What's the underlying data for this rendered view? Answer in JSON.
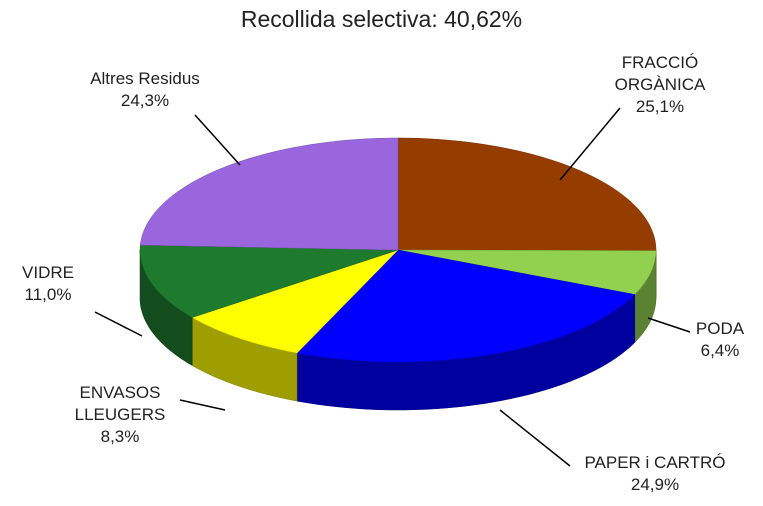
{
  "chart_data": {
    "type": "pie",
    "title": "Recollida selectiva: 40,62%",
    "categories": [
      "FRACCIÓ ORGÀNICA",
      "PODA",
      "PAPER i CARTRÓ",
      "ENVASOS LLEUGERS",
      "VIDRE",
      "Altres Residus"
    ],
    "values": [
      25.1,
      6.4,
      24.9,
      8.3,
      11.0,
      24.3
    ],
    "value_labels": [
      "25,1%",
      "6,4%",
      "24,9%",
      "8,3%",
      "11,0%",
      "24,3%"
    ],
    "colors": [
      "#953c00",
      "#92d050",
      "#0000ff",
      "#ffff00",
      "#1e7b2e",
      "#9966dd"
    ]
  }
}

----------

**Given instruction:** Omit the images and transcribe all of the records above word for word.

**Written answer:**
What's the underlying data for this rendered view? Answer in JSON.
{
  "chart_data": {
    "type": "pie",
    "title": "Recollida selectiva: 40,62%",
    "categories": [
      "FRACCIÓ ORGÀNICA",
      "PODA",
      "PAPER i CARTRÓ",
      "ENVASOS LLEUGERS",
      "VIDRE",
      "Altres Residus"
    ],
    "values": [
      25.1,
      6.4,
      24.9,
      8.3,
      11.0,
      24.3
    ],
    "value_labels": [
      "25,1%",
      "6,4%",
      "24,9%",
      "8,3%",
      "11,0%",
      "24,3%"
    ],
    "colors": [
      "#953c00",
      "#92d050",
      "#0000ff",
      "#ffff00",
      "#1e7b2e",
      "#9966dd"
    ]
  }
}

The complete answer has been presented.